Gather, from the data below, each line in which the word "Разведенные" occurs.
[Begin MATERIAL]
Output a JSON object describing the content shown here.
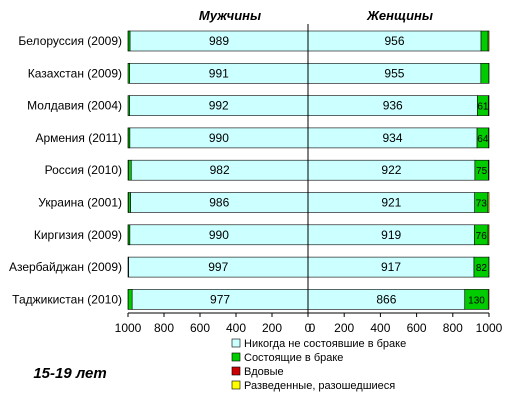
{
  "chart_data": {
    "type": "bar",
    "subtype": "stacked-horizontal-butterfly",
    "note": "15-19 лет",
    "panels": [
      {
        "key": "men",
        "title": "Мужчины",
        "direction": "reversed",
        "xlim": [
          0,
          1000
        ],
        "ticks": [
          "1000",
          "800",
          "600",
          "400",
          "200",
          "0"
        ]
      },
      {
        "key": "women",
        "title": "Женщины",
        "direction": "normal",
        "xlim": [
          0,
          1000
        ],
        "ticks": [
          "0",
          "200",
          "400",
          "600",
          "800",
          "1000"
        ]
      }
    ],
    "categories": [
      "Белоруссия (2009)",
      "Казахстан (2009)",
      "Молдавия (2004)",
      "Армения (2011)",
      "Россия (2010)",
      "Украина (2001)",
      "Киргизия (2009)",
      "Азербайджан (2009)",
      "Таджикистан (2010)"
    ],
    "series": [
      {
        "name": "Никогда  не состоявшие в браке",
        "color": "#ccffff",
        "men": [
          989,
          991,
          992,
          990,
          982,
          986,
          990,
          997,
          977
        ],
        "women": [
          956,
          955,
          936,
          934,
          922,
          921,
          919,
          917,
          866
        ]
      },
      {
        "name": "Состоящие в браке",
        "color": "#00cc00",
        "men": [
          10,
          9,
          8,
          9,
          16,
          12,
          9,
          3,
          22
        ],
        "women": [
          39,
          44,
          61,
          64,
          75,
          73,
          76,
          82,
          130
        ]
      },
      {
        "name": "Вдовые",
        "color": "#cc0000",
        "men": [
          0,
          0,
          0,
          0,
          0,
          0,
          0,
          0,
          0
        ],
        "women": [
          0,
          0,
          0,
          0,
          0,
          0,
          0,
          0,
          0
        ]
      },
      {
        "name": "Разведенные, разошедшиеся",
        "color": "#ffff00",
        "men": [
          1,
          0,
          0,
          1,
          2,
          2,
          1,
          0,
          1
        ],
        "women": [
          5,
          1,
          3,
          2,
          3,
          6,
          5,
          1,
          4
        ]
      }
    ],
    "value_labels": {
      "men": {
        "series": 0,
        "values": [
          "989",
          "991",
          "992",
          "990",
          "982",
          "986",
          "990",
          "997",
          "977"
        ]
      },
      "women": {
        "series": 0,
        "values": [
          "956",
          "955",
          "936",
          "934",
          "922",
          "921",
          "919",
          "917",
          "866"
        ]
      },
      "women_married": {
        "series": 1,
        "values": [
          "",
          "",
          "61",
          "64",
          "75",
          "73",
          "76",
          "82",
          "130"
        ]
      }
    },
    "legend": {
      "position": "bottom-right",
      "items": [
        "Никогда  не состоявшие в браке",
        "Состоящие в браке",
        "Вдовые",
        "Разведенные, разошедшиеся"
      ]
    },
    "grid": false
  }
}
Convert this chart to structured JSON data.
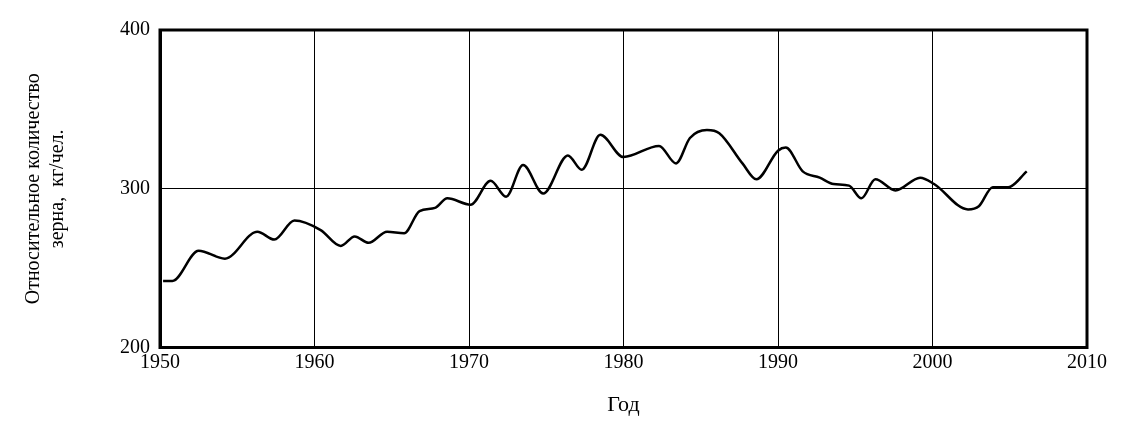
{
  "chart_data": {
    "type": "line",
    "xlabel": "Год",
    "ylabel": "Относительное количество\nзерна,  кг/чел.",
    "x": [
      1950.2,
      1950.8,
      1952.5,
      1954.2,
      1956.3,
      1957.4,
      1958.7,
      1960.4,
      1961.7,
      1962.6,
      1963.5,
      1964.7,
      1965.8,
      1966.8,
      1967.8,
      1968.6,
      1970.1,
      1971.4,
      1972.4,
      1973.5,
      1974.8,
      1976.4,
      1977.3,
      1978.5,
      1980,
      1982.3,
      1983.4,
      1984.3,
      1985.4,
      1986.2,
      1987.7,
      1988.6,
      1990,
      1990.5,
      1991.6,
      1992.7,
      1993.6,
      1994.6,
      1995.4,
      1996.3,
      1997.6,
      1999.2,
      2000.1,
      2002.3,
      2003,
      2003.9,
      2004.9,
      2006.1
    ],
    "series": [
      {
        "color": "#000000",
        "values": [
          242,
          242,
          261,
          256,
          273,
          268,
          280,
          274,
          264,
          270,
          266,
          273,
          272,
          286,
          288,
          294,
          290,
          305,
          295,
          315,
          297,
          321,
          312,
          334,
          320,
          327,
          316,
          332,
          337,
          335,
          316,
          306,
          324,
          326,
          311,
          307,
          303,
          302,
          294,
          306,
          299,
          307,
          303,
          287,
          289,
          301,
          301,
          311
        ]
      }
    ],
    "xlim": [
      1950,
      2010
    ],
    "xticks": [
      1950,
      1960,
      1970,
      1980,
      1990,
      2000,
      2010
    ],
    "ylim": [
      200,
      400
    ],
    "yticks": [
      200,
      300,
      400
    ],
    "grid": true,
    "legend": false,
    "marker": "none",
    "line_style": "solid"
  }
}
[End MATERIAL]
# EXERCISE OUTPUT:
        "name": "Разведенные, разошедшиеся",
        "Разведенные, разошедшиеся"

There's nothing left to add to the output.